**WHAT YOU SHOULD DO:** Your answer should be a single number: the count of lines in the material below that hold "text".

══ MATERIAL TO PROCESS ══

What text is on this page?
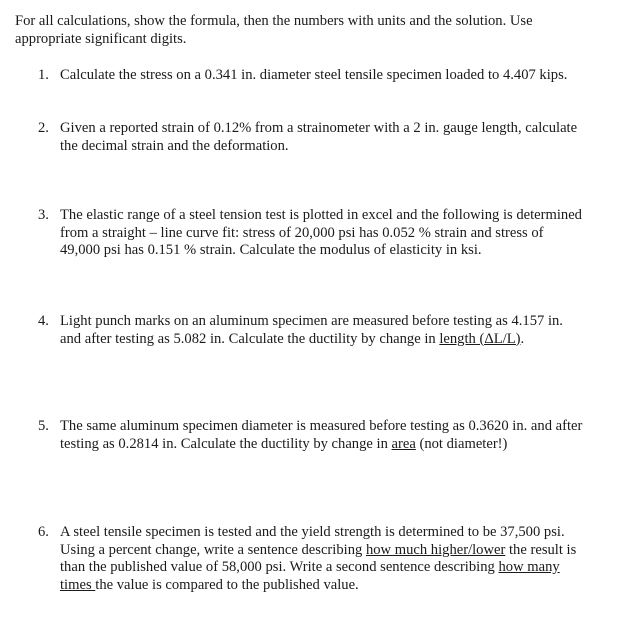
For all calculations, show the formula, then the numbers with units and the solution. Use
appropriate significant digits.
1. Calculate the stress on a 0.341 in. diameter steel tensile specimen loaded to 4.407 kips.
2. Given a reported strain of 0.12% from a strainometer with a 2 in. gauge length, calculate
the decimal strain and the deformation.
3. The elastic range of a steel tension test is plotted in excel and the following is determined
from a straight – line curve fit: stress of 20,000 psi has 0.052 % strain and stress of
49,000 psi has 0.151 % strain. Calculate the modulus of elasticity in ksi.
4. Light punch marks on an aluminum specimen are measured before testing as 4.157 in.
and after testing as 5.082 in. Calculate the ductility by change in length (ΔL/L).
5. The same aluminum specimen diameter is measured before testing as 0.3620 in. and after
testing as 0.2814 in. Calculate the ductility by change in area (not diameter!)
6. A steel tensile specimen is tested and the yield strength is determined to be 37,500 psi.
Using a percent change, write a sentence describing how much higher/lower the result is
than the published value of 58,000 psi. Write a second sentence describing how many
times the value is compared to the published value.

═══
══ MATERIAL TO PROCESS ══

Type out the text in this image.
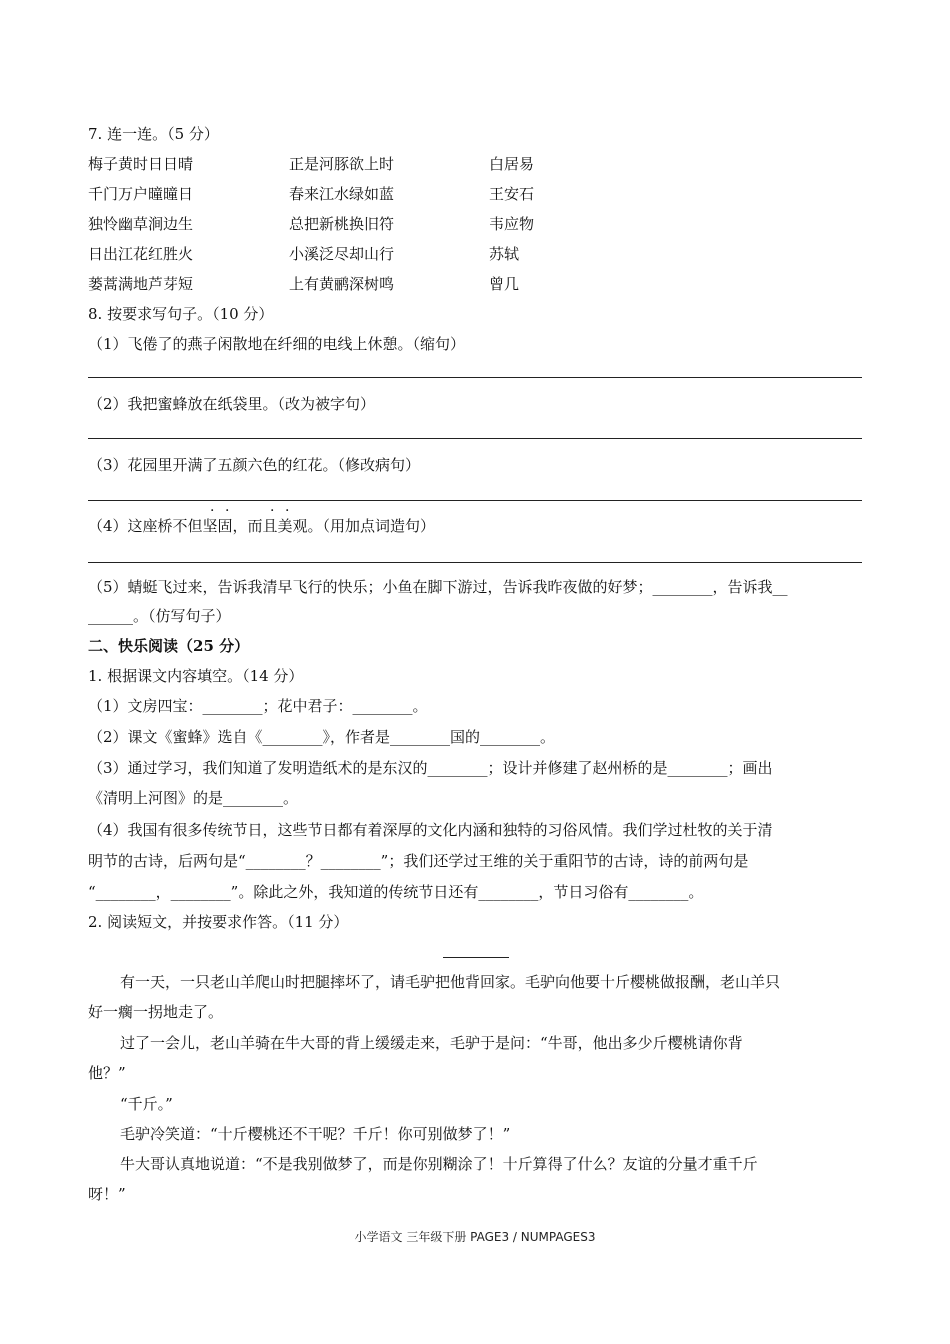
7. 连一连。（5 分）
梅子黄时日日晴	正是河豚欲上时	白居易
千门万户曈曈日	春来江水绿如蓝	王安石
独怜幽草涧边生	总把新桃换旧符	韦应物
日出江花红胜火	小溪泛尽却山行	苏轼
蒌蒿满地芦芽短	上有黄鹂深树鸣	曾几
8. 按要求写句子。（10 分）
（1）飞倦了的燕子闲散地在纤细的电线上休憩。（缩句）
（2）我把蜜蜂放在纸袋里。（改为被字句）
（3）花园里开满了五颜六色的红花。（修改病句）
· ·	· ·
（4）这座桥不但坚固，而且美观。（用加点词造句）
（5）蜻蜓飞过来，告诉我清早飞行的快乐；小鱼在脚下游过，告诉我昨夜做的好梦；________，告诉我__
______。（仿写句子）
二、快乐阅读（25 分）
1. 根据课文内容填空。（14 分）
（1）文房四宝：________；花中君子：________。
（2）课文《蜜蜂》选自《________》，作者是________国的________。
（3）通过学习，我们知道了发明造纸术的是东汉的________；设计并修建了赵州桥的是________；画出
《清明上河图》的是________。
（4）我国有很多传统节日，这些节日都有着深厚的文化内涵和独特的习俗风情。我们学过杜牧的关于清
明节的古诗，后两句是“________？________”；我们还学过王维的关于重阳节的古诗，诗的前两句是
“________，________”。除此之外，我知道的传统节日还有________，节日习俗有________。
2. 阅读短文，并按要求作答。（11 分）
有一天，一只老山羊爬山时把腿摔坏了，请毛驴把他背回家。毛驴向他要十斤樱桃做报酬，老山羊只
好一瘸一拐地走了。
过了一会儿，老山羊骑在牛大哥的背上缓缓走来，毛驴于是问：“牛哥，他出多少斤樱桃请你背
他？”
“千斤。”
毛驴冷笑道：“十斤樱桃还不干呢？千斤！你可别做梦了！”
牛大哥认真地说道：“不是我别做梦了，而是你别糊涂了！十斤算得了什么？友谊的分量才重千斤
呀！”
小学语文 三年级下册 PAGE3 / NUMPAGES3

═══

**EXERCISE OUTPUT:** 2